How many of the lines here include "true"? Answer with a single number.
· · · · · · ·
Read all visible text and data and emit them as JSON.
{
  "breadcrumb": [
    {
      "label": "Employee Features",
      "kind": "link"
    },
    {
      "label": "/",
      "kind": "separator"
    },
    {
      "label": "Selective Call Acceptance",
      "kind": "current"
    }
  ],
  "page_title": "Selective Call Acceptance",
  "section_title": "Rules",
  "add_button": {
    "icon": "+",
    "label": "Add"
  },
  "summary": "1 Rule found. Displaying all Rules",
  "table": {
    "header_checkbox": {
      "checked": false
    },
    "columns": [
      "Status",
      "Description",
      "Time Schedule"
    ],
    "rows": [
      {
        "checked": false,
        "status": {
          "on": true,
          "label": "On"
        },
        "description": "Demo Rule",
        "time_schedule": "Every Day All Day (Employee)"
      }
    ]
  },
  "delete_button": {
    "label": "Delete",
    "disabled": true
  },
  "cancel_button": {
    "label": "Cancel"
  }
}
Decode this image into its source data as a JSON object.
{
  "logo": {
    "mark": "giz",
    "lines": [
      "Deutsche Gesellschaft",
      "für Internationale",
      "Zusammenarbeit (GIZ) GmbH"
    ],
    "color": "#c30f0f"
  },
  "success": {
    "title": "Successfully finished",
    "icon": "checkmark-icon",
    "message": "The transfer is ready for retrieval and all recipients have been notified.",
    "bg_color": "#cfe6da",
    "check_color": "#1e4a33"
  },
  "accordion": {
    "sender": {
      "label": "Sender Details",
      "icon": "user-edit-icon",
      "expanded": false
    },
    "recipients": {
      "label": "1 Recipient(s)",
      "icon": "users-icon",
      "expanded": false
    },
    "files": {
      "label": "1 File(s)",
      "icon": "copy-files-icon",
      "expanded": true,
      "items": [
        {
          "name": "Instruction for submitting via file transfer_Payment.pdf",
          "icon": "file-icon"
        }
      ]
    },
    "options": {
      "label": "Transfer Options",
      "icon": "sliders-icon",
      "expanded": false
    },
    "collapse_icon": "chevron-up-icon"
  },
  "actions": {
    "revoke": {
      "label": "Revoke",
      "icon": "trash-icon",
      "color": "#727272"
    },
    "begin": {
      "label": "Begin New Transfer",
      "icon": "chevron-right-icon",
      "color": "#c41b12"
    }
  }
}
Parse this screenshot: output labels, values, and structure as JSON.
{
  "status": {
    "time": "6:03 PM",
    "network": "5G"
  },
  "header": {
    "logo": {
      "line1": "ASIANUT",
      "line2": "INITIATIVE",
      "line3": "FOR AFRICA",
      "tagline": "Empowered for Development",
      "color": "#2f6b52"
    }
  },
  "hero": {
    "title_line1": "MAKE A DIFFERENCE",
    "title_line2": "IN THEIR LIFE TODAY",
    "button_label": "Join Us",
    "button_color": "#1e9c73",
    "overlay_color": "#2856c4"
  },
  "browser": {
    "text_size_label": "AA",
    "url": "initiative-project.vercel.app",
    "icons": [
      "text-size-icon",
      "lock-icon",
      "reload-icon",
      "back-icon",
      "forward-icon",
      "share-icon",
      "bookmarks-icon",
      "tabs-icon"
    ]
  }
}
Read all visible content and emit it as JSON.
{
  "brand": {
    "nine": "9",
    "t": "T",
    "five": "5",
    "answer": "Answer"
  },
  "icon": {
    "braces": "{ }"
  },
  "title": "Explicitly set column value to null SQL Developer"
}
· · · · · · ·
# Answer for the task
3